[Saved entries]
>> BEGIN

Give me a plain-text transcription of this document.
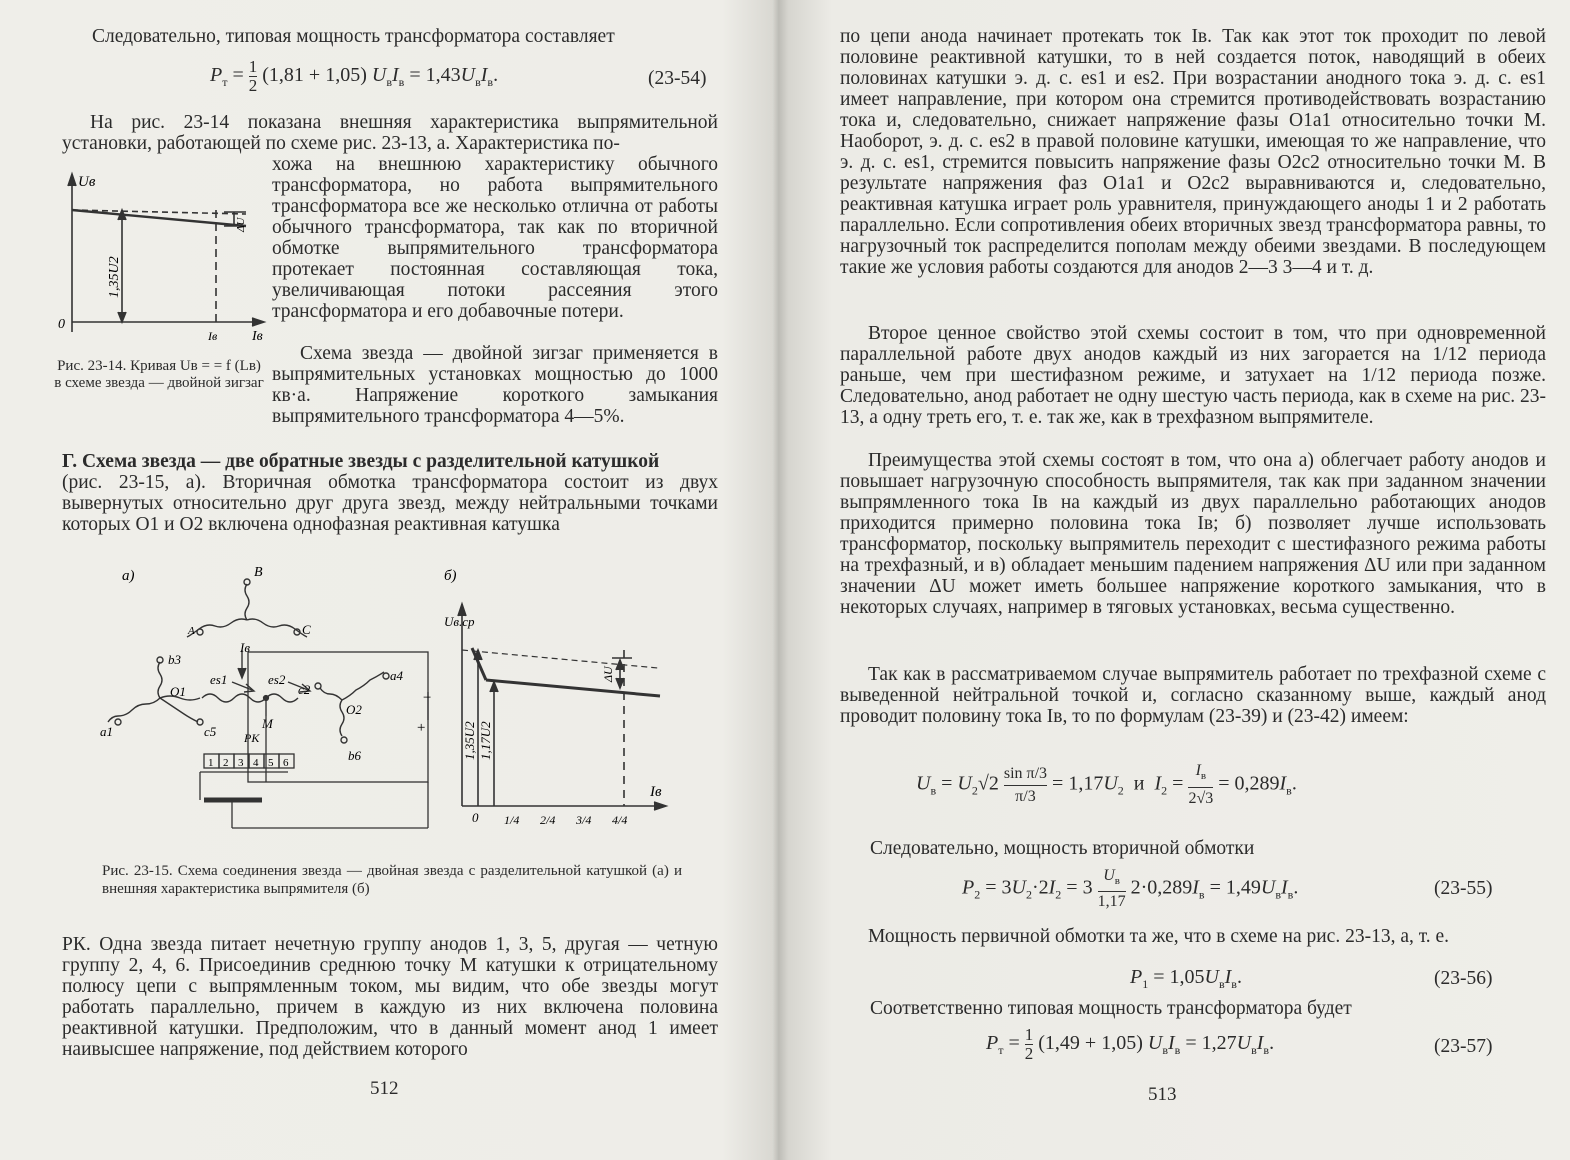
Следовательно, типовая мощность трансформатора составляет
$P_т = \frac{1}{2} (1,81 + 1,05) U_вI_в = 1,43U_вI_в$.	(23-54)
На рис. 23-14 показана внешняя характеристика выпрямительной установки, работающей по схеме рис. 23-13, а. Характеристика по-
хожа на внешнюю характеристику обычного трансформатора, но работа выпрямительного трансформатора все же несколько отлична от работы обычного трансформатора, так как по вторичной обмотке выпрямительного трансформатора протекает постоянная составляющая тока, увеличивающая потоки рассеяния этого трансформатора и его добавочные потери.
Схема звезда — двойной зигзаг применяется в выпрямительных установках мощностью до 1000 кв·а. Напряжение короткого замыкания выпрямительного трансформатора 4—5%.
Uв
0
Iв
Iв
1,35U2
ΔU
Рис. 23-14. Кривая Uв = = f (Lв) в схеме звезда — двойной зигзаг
Г. Схема звезда — две обратные звезды с разделительной катушкой
(рис. 23-15, а). Вторичная обмотка трансформатора состоит из двух вывернутых относительно друг друга звезд, между нейтральными точками которых O1 и O2 включена однофазная реактивная катушка
а)	б)
B
A	C
b3
O1
a1	c5
Iв
es1	es2
M
PK
c2
a4
O2
b6
−
+
1 2 3 4 5 6
Uв.ср
Iв
1,35U2 1,17U2
ΔU
0 1/4 2/4 3/4 4/4
Рис. 23-15. Схема соединения звезда — двойная звезда с разделительной катушкой (а) и внешняя характеристика выпрямителя (б)
РК. Одна звезда питает нечетную группу анодов 1, 3, 5, другая — четную группу 2, 4, 6. Присоединив среднюю точку M катушки к отрицательному полюсу цепи с выпрямленным током, мы видим, что обе звезды могут работать параллельно, причем в каждую из них включена половина реактивной катушки. Предположим, что в данный момент анод 1 имеет наивысшее напряжение, под действием которого
512
по цепи анода начинает протекать ток Iв. Так как этот ток проходит по левой половине реактивной катушки, то в ней создается поток, наводящий в обеих половинах катушки э. д. с. es1 и es2. При возрастании анодного тока э. д. с. es1 имеет направление, при котором она стремится противодействовать возрастанию тока и, следовательно, снижает напряжение фазы O1a1 относительно точки M. Наоборот, э. д. с. es2 в правой половине катушки, имеющая то же направление, что э. д. с. es1, стремится повысить напряжение фазы O2c2 относительно точки M. В результате напряжения фаз O1a1 и O2c2 выравниваются и, следовательно, реактивная катушка играет роль уравнителя, принуждающего аноды 1 и 2 работать параллельно. Если сопротивления обеих вторичных звезд трансформатора равны, то нагрузочный ток распределится пополам между обеими звездами. В последующем такие же условия работы создаются для анодов 2—3 3—4 и т. д.
Второе ценное свойство этой схемы состоит в том, что при одновременной параллельной работе двух анодов каждый из них загорается на 1/12 периода раньше, чем при шестифазном режиме, и затухает на 1/12 периода позже. Следовательно, анод работает не одну шестую часть периода, как в схеме на рис. 23-13, а одну треть его, т. е. так же, как в трехфазном выпрямителе.
Преимущества этой схемы состоят в том, что она а) облегчает работу анодов и повышает нагрузочную способность выпрямителя, так как при заданном значении выпрямленного тока Iв на каждый из двух параллельно работающих анодов приходится примерно половина тока Iв; б) позволяет лучше использовать трансформатор, поскольку выпрямитель переходит с шестифазного режима работы на трехфазный, и в) обладает меньшим падением напряжения ΔU или при заданном значении ΔU может иметь большее напряжение короткого замыкания, что в некоторых случаях, например в тяговых установках, весьма существенно.
Так как в рассматриваемом случае выпрямитель работает по трехфазной схеме с выведенной нейтральной точкой и, согласно сказанному выше, каждый анод проводит половину тока Iв, то по формулам (23-39) и (23-42) имеем:
$U_в = U_2√2 \frac{\text{sin π/3}}{\pi/3} = 1,17U_2$  и  $I_2$ =
$I_в$
2√3
= $0,289I_в$.
Следовательно, мощность вторичной обмотки
$P_2 = 3U_2\cdot 2I_2 = 3$
$U_в$
1,17
$2\cdot 0,289I_в = 1,49U_вI_в$.	(23-55)
Мощность первичной обмотки та же, что в схеме на рис. 23-13, а, т. е.
$P_1 = 1,05U_вI_в$.	(23-56)
Соответственно типовая мощность трансформатора будет
$P_т = \frac{1}{2} (1,49 + 1,05) U_вI_в = 1,27U_вI_в$.	(23-57)
513
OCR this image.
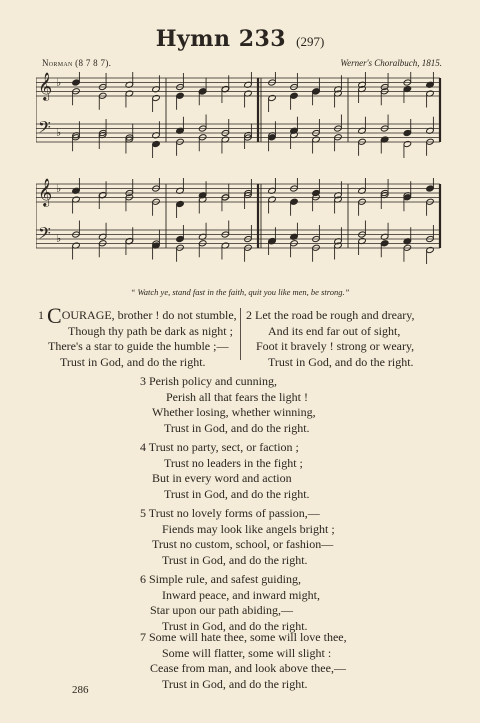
Hymn 233 (297)
Norman (8 7 8 7).	Werner's Choralbuch, 1815.
𝄞 ♭
𝄢 ♭
𝄞 ♭
𝄢 ♭
“ Watch ye, stand fast in the faith, quit you like men, be strong.”
1 COURAGE, brother ! do not stumble,
Though thy path be dark as night ;
There's a star to guide the humble ;—
Trust in God, and do the right.
2 Let the road be rough and dreary,
And its end far out of sight,
Foot it bravely ! strong or weary,
Trust in God, and do the right.
3 Perish policy and cunning,
Perish all that fears the light !
Whether losing, whether winning,
Trust in God, and do the right.
4 Trust no party, sect, or faction ;
Trust no leaders in the fight ;
But in every word and action
Trust in God, and do the right.
5 Trust no lovely forms of passion,—
Fiends may look like angels bright ;
Trust no custom, school, or fashion—
Trust in God, and do the right.
6 Simple rule, and safest guiding,
Inward peace, and inward might,
Star upon our path abiding,—
Trust in God, and do the right.
7 Some will hate thee, some will love thee,
Some will flatter, some will slight :
Cease from man, and look above thee,—
Trust in God, and do the right.
286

>> END

Transcribe the records above verbatim. Do not carry over any picture.

Give me a plain-text transcription of this document.
Следовательно, типовая мощность трансформатора составляет
$P_т = \frac{1}{2} (1,81 + 1,05) U_вI_в = 1,43U_вI_в$.	(23-54)
На рис. 23-14 показана внешняя характеристика выпрямительной установки, работающей по схеме рис. 23-13, а. Характеристика по-
хожа на внешнюю характеристику обычного трансформатора, но работа выпрямительного трансформатора все же несколько отлична от работы обычного трансформатора, так как по вторичной обмотке выпрямительного трансформатора протекает постоянная составляющая тока, увеличивающая потоки рассеяния этого трансформатора и его добавочные потери.
Схема звезда — двойной зигзаг применяется в выпрямительных установках мощностью до 1000 кв·а. Напряжение короткого замыкания выпрямительного трансформатора 4—5%.
Uв
0
Iв
Iв
1,35U2
ΔU
Рис. 23-14. Кривая Uв = = f (Lв) в схеме звезда — двойной зигзаг
Г. Схема звезда — две обратные звезды с разделительной катушкой
(рис. 23-15, а). Вторичная обмотка трансформатора состоит из двух вывернутых относительно друг друга звезд, между нейтральными точками которых O1 и O2 включена однофазная реактивная катушка
а)	б)
B
A	C
b3
O1
a1	c5
Iв
es1	es2
M
PK
c2
a4
O2
b6
−
+
1 2 3 4 5 6
Uв.ср
Iв
1,35U2 1,17U2
ΔU
0 1/4 2/4 3/4 4/4
Рис. 23-15. Схема соединения звезда — двойная звезда с разделительной катушкой (а) и внешняя характеристика выпрямителя (б)
РК. Одна звезда питает нечетную группу анодов 1, 3, 5, другая — четную группу 2, 4, 6. Присоединив среднюю точку M катушки к отрицательному полюсу цепи с выпрямленным током, мы видим, что обе звезды могут работать параллельно, причем в каждую из них включена половина реактивной катушки. Предположим, что в данный момент анод 1 имеет наивысшее напряжение, под действием которого
512
по цепи анода начинает протекать ток Iв. Так как этот ток проходит по левой половине реактивной катушки, то в ней создается поток, наводящий в обеих половинах катушки э. д. с. es1 и es2. При возрастании анодного тока э. д. с. es1 имеет направление, при котором она стремится противодействовать возрастанию тока и, следовательно, снижает напряжение фазы O1a1 относительно точки M. Наоборот, э. д. с. es2 в правой половине катушки, имеющая то же направление, что э. д. с. es1, стремится повысить напряжение фазы O2c2 относительно точки M. В результате напряжения фаз O1a1 и O2c2 выравниваются и, следовательно, реактивная катушка играет роль уравнителя, принуждающего аноды 1 и 2 работать параллельно. Если сопротивления обеих вторичных звезд трансформатора равны, то нагрузочный ток распределится пополам между обеими звездами. В последующем такие же условия работы создаются для анодов 2—3 3—4 и т. д.
Второе ценное свойство этой схемы состоит в том, что при одновременной параллельной работе двух анодов каждый из них загорается на 1/12 периода раньше, чем при шестифазном режиме, и затухает на 1/12 периода позже. Следовательно, анод работает не одну шестую часть периода, как в схеме на рис. 23-13, а одну треть его, т. е. так же, как в трехфазном выпрямителе.
Преимущества этой схемы состоят в том, что она а) облегчает работу анодов и повышает нагрузочную способность выпрямителя, так как при заданном значении выпрямленного тока Iв на каждый из двух параллельно работающих анодов приходится примерно половина тока Iв; б) позволяет лучше использовать трансформатор, поскольку выпрямитель переходит с шестифазного режима работы на трехфазный, и в) обладает меньшим падением напряжения ΔU или при заданном значении ΔU может иметь большее напряжение короткого замыкания, что в некоторых случаях, например в тяговых установках, весьма существенно.
Так как в рассматриваемом случае выпрямитель работает по трехфазной схеме с выведенной нейтральной точкой и, согласно сказанному выше, каждый анод проводит половину тока Iв, то по формулам (23-39) и (23-42) имеем:
$U_в = U_2√2 \frac{\text{sin π/3}}{\pi/3} = 1,17U_2$  и  $I_2$ =
$I_в$
2√3
= $0,289I_в$.
Следовательно, мощность вторичной обмотки
$P_2 = 3U_2\cdot 2I_2 = 3$
$U_в$
1,17
$2\cdot 0,289I_в = 1,49U_вI_в$.	(23-55)
Мощность первичной обмотки та же, что в схеме на рис. 23-13, а, т. е.
$P_1 = 1,05U_вI_в$.	(23-56)
Соответственно типовая мощность трансформатора будет
$P_т = \frac{1}{2} (1,49 + 1,05) U_вI_в = 1,27U_вI_в$.	(23-57)
513
OCR this image.
Hymn 233 (297)
Norman (8 7 8 7).	Werner's Choralbuch, 1815.
𝄞 ♭
𝄢 ♭
𝄞 ♭
𝄢 ♭
“ Watch ye, stand fast in the faith, quit you like men, be strong.”
1 COURAGE, brother ! do not stumble,
Though thy path be dark as night ;
There's a star to guide the humble ;—
Trust in God, and do the right.
2 Let the road be rough and dreary,
And its end far out of sight,
Foot it bravely ! strong or weary,
Trust in God, and do the right.
3 Perish policy and cunning,
Perish all that fears the light !
Whether losing, whether winning,
Trust in God, and do the right.
4 Trust no party, sect, or faction ;
Trust no leaders in the fight ;
But in every word and action
Trust in God, and do the right.
5 Trust no lovely forms of passion,—
Fiends may look like angels bright ;
Trust no custom, school, or fashion—
Trust in God, and do the right.
6 Simple rule, and safest guiding,
Inward peace, and inward might,
Star upon our path abiding,—
Trust in God, and do the right.
7 Some will hate thee, some will love thee,
Some will flatter, some will slight :
Cease from man, and look above thee,—
Trust in God, and do the right.
286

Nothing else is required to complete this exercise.